Written task A
Copy the whole biography of John Herbert Sharp below word for word.

## BEGIN Selected text

John Herbert Sharp ( – ) was a British actor who made numerous appearances on television during a career spanning 42 years.

Biography
Sharp made more than 130 appearances in television and occasionally films between 1949 and 1991. Although active in theatre, Sharp began as a film actor in 1949 and appeared in films throughout the 1950s. By the mid-1960s he mostly appeared in British television on popular shows of the era such as The Avengers "Murdersville" episode, the Randall and Hopkirk (Deceased) episode "The Ghost Who Saved the Bank at Monte Carlo"; The Prisoner, Not on Your Nellie opposite Hylda Baker, Z-Cars, and in 1976 in The Sweeney episode "On the Run" in which he played Uncle, a homosexual retired Magistrate who becomes embroiled in the escape of a psychopathic prisoner having befriended the prisoner's former accomplice. He performed in Charles Dickens TV adaptations in the 1980s. In 1991, he made his last television appearance in the programme Lovejoy. He played the role of the "apparently cynical" Uncle Will in Luigi Comencini's 1966 Incompreso.

Sharp's most notable television appearances in a recurring role was on the All Creatures Great and Small television series, in which he portrayed Ezra Biggins, an aged, parsimonious and awkward Yorkshire dairy farmer. "John Sharp was just like you see him," recalled Peter Davison, who played Tristan Farnon in the series. "He was a wonderful raconteur and would tell you these long stories." Christopher Timothy, who played the leading role of James Herriot, added: "I found myself getting quite moved when I watched an episode recently, not because of what we were doing, but because all those lovely people are no longer with us. John Sharp was a lovely, lovely man."

## END Selected text
## BEGIN Excerpted data

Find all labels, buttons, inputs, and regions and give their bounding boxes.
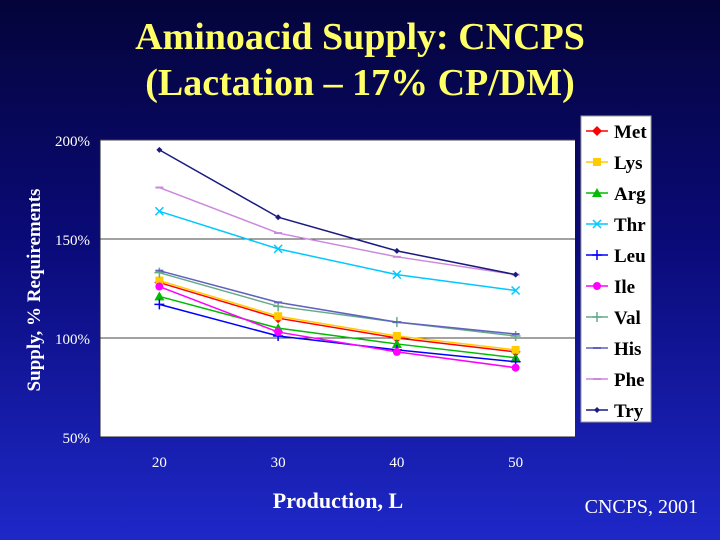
data-point-thr [154,206,164,216]
legend: Met Lys Arg Thr Leu Ile Val His Phe Try [586,122,647,422]
data-point-ile [392,347,401,356]
series-line-lys [159,279,516,351]
data-point-lys [274,312,283,321]
series-line-ile [159,285,516,369]
legend-marker-met [592,126,602,136]
legend-item-his: His [586,339,641,360]
legend-item-leu: Leu [586,246,646,267]
legend-marker-ile [593,282,601,290]
x-tick-label: 50 [508,455,523,471]
data-point-arg [391,338,402,348]
x-axis-label: Production, L [273,488,403,513]
data-point-try [512,271,519,278]
legend-marker-arg [592,188,602,197]
legend-item-phe: Phe [586,370,645,391]
data-point-ile [155,282,164,291]
series-line-leu [159,303,516,363]
legend-label-met: Met [614,122,647,143]
legend-label-lys: Lys [614,153,643,174]
legend-item-thr: Thr [586,215,646,236]
series-line-phe [159,186,516,276]
x-tick-label: 20 [152,455,167,471]
legend-label-thr: Thr [614,215,646,236]
legend-label-ile: Ile [614,277,635,298]
legend-label-try: Try [614,401,644,422]
legend-label-phe: Phe [614,370,645,391]
y-tick-label: 100% [55,332,90,348]
data-point-val [510,331,521,342]
series-line-val [159,271,516,337]
legend-label-val: Val [614,308,641,329]
legend-label-arg: Arg [614,184,646,205]
series-line-try [159,149,516,276]
x-tick-label: 40 [389,455,404,471]
data-point-try [156,146,163,153]
x-tick-label: 30 [271,455,286,471]
series-try [156,146,519,278]
source-note: CNCPS, 2001 [584,496,698,518]
data-point-thr [273,244,283,254]
series-group [154,146,521,372]
legend-label-his: His [614,339,641,360]
gridlines [99,139,575,438]
data-point-arg [154,291,165,301]
slide-title-line2: (Lactation – 17% CP/DM) [145,62,575,104]
series-line-met [159,281,516,353]
legend-item-val: Val [586,308,641,329]
series-line-his [159,269,516,335]
slide-title-line1: Aminoacid Supply: CNCPS [135,16,585,58]
data-point-leu [154,299,165,310]
legend-item-arg: Arg [586,184,646,205]
y-tick-label: 50% [63,431,91,447]
legend-marker-try [594,407,600,413]
series-arg [154,291,521,362]
series-line-arg [159,295,516,359]
series-line-thr [159,210,516,292]
y-tick-label: 200% [55,134,90,150]
legend-item-ile: Ile [586,277,635,298]
y-axis-label: Supply, % Requirements [24,189,45,392]
data-point-try [275,214,282,221]
legend-marker-lys [593,158,601,166]
y-tick-label: 150% [55,233,90,249]
data-point-lys [392,332,401,341]
x-axis-ticks: 20 30 40 50 [152,455,523,471]
legend-marker-leu [592,250,602,260]
y-axis-ticks: 50% 100% 150% 200% [55,134,90,447]
legend-marker-val [592,312,602,322]
series-lys [155,276,520,354]
legend-box [580,115,652,423]
legend-item-lys: Lys [586,153,643,174]
data-point-lys [511,345,520,354]
data-point-try [393,247,400,254]
legend-label-leu: Leu [614,246,646,267]
data-point-ile [274,328,283,337]
series-his [155,269,520,336]
series-thr [154,206,521,296]
legend-marker-thr [592,219,602,229]
data-point-lys [155,276,164,285]
data-point-val [154,267,165,278]
data-point-thr [392,270,402,280]
data-point-thr [511,285,521,296]
legend-item-met: Met [586,122,647,143]
data-point-ile [511,363,520,372]
series-ile [155,282,520,372]
legend-item-try: Try [586,401,644,422]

## END Excerpted data

Written task B
In the rows above, repeat the lines starting at the line containing "data-point-thr [154,206,164,216]" and ending at the line containing "legend-label-his: His [614,339,641,360]", including both of those lines.

Output A
John Herbert Sharp ( – ) was a British actor who made numerous appearances on television during a career spanning 42 years.

Biography
Sharp made more than 130 appearances in television and occasionally films between 1949 and 1991. Although active in theatre, Sharp began as a film actor in 1949 and appeared in films throughout the 1950s. By the mid-1960s he mostly appeared in British television on popular shows of the era such as The Avengers "Murdersville" episode, the Randall and Hopkirk (Deceased) episode "The Ghost Who Saved the Bank at Monte Carlo"; The Prisoner, Not on Your Nellie opposite Hylda Baker, Z-Cars, and in 1976 in The Sweeney episode "On the Run" in which he played Uncle, a homosexual retired Magistrate who becomes embroiled in the escape of a psychopathic prisoner having befriended the prisoner's former accomplice. He performed in Charles Dickens TV adaptations in the 1980s. In 1991, he made his last television appearance in the programme Lovejoy. He played the role of the "apparently cynical" Uncle Will in Luigi Comencini's 1966 Incompreso.

Sharp's most notable television appearances in a recurring role was on the All Creatures Great and Small television series, in which he portrayed Ezra Biggins, an aged, parsimonious and awkward Yorkshire dairy farmer. "John Sharp was just like you see him," recalled Peter Davison, who played Tristan Farnon in the series. "He was a wonderful raconteur and would tell you these long stories." Christopher Timothy, who played the leading role of James Herriot, added: "I found myself getting quite moved when I watched an episode recently, not because of what we were doing, but because all those lovely people are no longer with us. John Sharp was a lovely, lovely man."

Output B
data-point-thr [154,206,164,216]
legend: Met Lys Arg Thr Leu Ile Val His Phe Try [586,122,647,422]
data-point-ile [392,347,401,356]
series-line-lys [159,279,516,351]
data-point-lys [274,312,283,321]
series-line-ile [159,285,516,369]
legend-marker-met [592,126,602,136]
legend-item-his: His [586,339,641,360]
legend-item-leu: Leu [586,246,646,267]
legend-marker-ile [593,282,601,290]
x-tick-label: 50 [508,455,523,471]
data-point-arg [391,338,402,348]
x-axis-label: Production, L [273,488,403,513]
data-point-try [512,271,519,278]
legend-marker-arg [592,188,602,197]
legend-item-phe: Phe [586,370,645,391]
data-point-ile [155,282,164,291]
series-line-leu [159,303,516,363]
legend-label-met: Met [614,122,647,143]
legend-label-lys: Lys [614,153,643,174]
legend-item-thr: Thr [586,215,646,236]
series-line-phe [159,186,516,276]
x-tick-label: 20 [152,455,167,471]
legend-label-thr: Thr [614,215,646,236]
legend-label-ile: Ile [614,277,635,298]
legend-label-try: Try [614,401,644,422]
legend-label-phe: Phe [614,370,645,391]
y-tick-label: 100% [55,332,90,348]
data-point-val [510,331,521,342]
series-line-val [159,271,516,337]
legend-label-val: Val [614,308,641,329]
legend-label-arg: Arg [614,184,646,205]
series-line-try [159,149,516,276]
x-tick-label: 40 [389,455,404,471]
data-point-try [156,146,163,153]
x-tick-label: 30 [271,455,286,471]
series-try [156,146,519,278]
source-note: CNCPS, 2001 [584,496,698,518]
data-point-thr [273,244,283,254]
series-group [154,146,521,372]
legend-label-his: His [614,339,641,360]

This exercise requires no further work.